--- start Input material ---

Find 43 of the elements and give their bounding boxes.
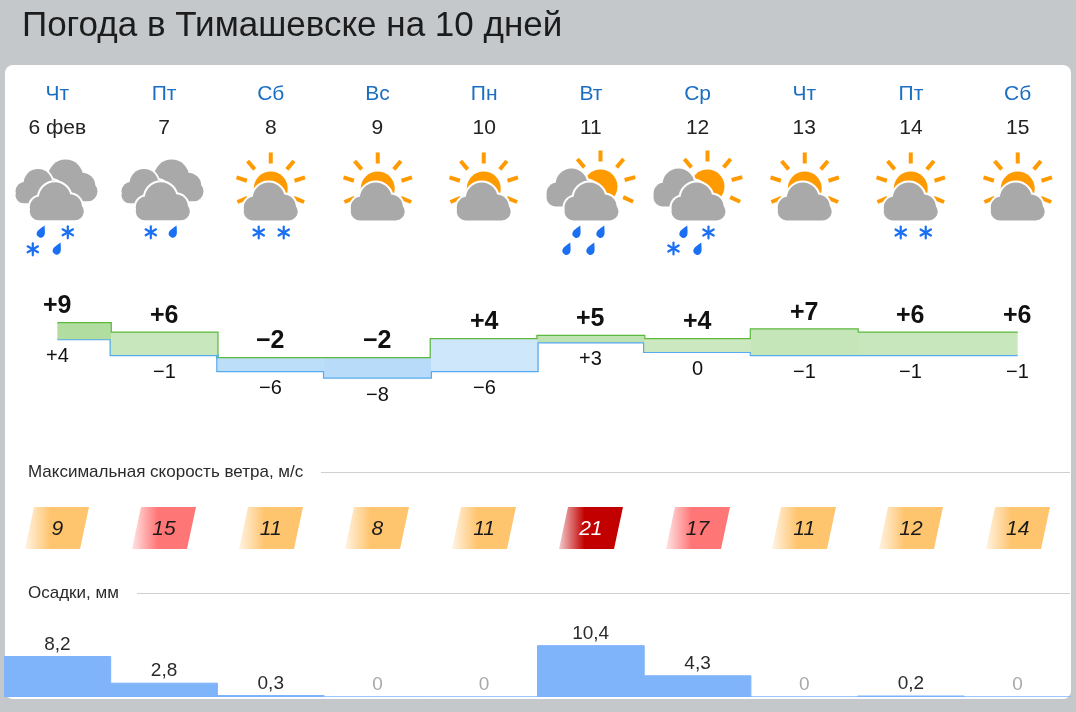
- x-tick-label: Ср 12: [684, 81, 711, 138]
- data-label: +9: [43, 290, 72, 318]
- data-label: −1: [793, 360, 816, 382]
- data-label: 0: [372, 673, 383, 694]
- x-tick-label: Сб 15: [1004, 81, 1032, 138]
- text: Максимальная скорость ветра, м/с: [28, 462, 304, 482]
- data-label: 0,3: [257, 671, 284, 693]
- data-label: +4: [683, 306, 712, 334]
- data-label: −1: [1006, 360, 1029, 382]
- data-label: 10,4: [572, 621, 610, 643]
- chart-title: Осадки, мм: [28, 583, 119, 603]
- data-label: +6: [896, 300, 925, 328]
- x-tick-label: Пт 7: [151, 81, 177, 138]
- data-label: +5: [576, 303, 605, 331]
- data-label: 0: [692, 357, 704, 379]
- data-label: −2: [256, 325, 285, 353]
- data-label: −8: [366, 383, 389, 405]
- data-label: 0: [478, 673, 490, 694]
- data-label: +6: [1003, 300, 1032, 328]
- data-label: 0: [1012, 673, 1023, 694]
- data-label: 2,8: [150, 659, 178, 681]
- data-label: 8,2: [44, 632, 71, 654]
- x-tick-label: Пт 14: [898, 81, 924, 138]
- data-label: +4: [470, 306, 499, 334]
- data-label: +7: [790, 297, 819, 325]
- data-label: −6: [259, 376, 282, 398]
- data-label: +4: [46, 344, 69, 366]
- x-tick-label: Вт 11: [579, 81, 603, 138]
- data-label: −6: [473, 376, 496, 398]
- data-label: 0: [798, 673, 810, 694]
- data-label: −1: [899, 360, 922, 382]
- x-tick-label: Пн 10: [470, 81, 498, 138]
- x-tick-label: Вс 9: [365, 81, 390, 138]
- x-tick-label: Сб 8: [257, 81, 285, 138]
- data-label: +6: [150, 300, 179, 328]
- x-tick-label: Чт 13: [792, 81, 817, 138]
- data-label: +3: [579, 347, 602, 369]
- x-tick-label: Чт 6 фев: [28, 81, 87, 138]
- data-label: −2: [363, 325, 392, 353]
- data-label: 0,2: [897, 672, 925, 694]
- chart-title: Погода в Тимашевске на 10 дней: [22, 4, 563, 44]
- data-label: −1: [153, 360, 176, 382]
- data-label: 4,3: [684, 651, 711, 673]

--- end Input material ---

- _Exercise brief_
Recast every line of the records above as a numbered list, omitting any blank lines and leaving the pictures out of the answer.

- _Solution to this exercise_
1. Find 43 of the elements and give their bounding boxes.
2. - x-tick-label: Ср 12: [684, 81, 711, 138]
3. - data-label: +9: [43, 290, 72, 318]
4. - data-label: −1: [793, 360, 816, 382]
5. - data-label: 0: [372, 673, 383, 694]
6. - x-tick-label: Сб 15: [1004, 81, 1032, 138]
7. - text: Максимальная скорость ветра, м/с: [28, 462, 304, 482]
8. - data-label: 0,3: [257, 671, 284, 693]
9. - data-label: +4: [683, 306, 712, 334]
10. - data-label: −1: [1006, 360, 1029, 382]
11. - data-label: 10,4: [572, 621, 610, 643]
12. - chart-title: Осадки, мм: [28, 583, 119, 603]
13. - data-label: +6: [896, 300, 925, 328]
14. - x-tick-label: Пт 7: [151, 81, 177, 138]
15. - data-label: +5: [576, 303, 605, 331]
16. - data-label: 0: [692, 357, 704, 379]
17. - data-label: −2: [256, 325, 285, 353]
18. - data-label: −8: [366, 383, 389, 405]
19. - data-label: 0: [478, 673, 490, 694]
20. - data-label: +6: [1003, 300, 1032, 328]
21. - data-label: 0: [1012, 673, 1023, 694]
22. - data-label: 2,8: [150, 659, 178, 681]
23. - data-label: 8,2: [44, 632, 71, 654]
24. - x-tick-label: Пт 14: [898, 81, 924, 138]
25. - data-label: +4: [470, 306, 499, 334]
26. - data-label: +7: [790, 297, 819, 325]
27. - data-label: −6: [259, 376, 282, 398]
28. - data-label: +4: [46, 344, 69, 366]
29. - x-tick-label: Вт 11: [579, 81, 603, 138]
30. - data-label: −6: [473, 376, 496, 398]
31. - data-label: 0: [798, 673, 810, 694]
32. - data-label: −1: [899, 360, 922, 382]
33. - x-tick-label: Пн 10: [470, 81, 498, 138]
34. - x-tick-label: Вс 9: [365, 81, 390, 138]
35. - x-tick-label: Сб 8: [257, 81, 285, 138]
36. - data-label: +6: [150, 300, 179, 328]
37. - x-tick-label: Чт 13: [792, 81, 817, 138]
38. - data-label: +3: [579, 347, 602, 369]
39. - x-tick-label: Чт 6 фев: [28, 81, 87, 138]
40. - data-label: −2: [363, 325, 392, 353]
41. - data-label: 0,2: [897, 672, 925, 694]
42. - chart-title: Погода в Тимашевске на 10 дней: [22, 4, 563, 44]
43. - data-label: −1: [153, 360, 176, 382]
44. - data-label: 4,3: [684, 651, 711, 673]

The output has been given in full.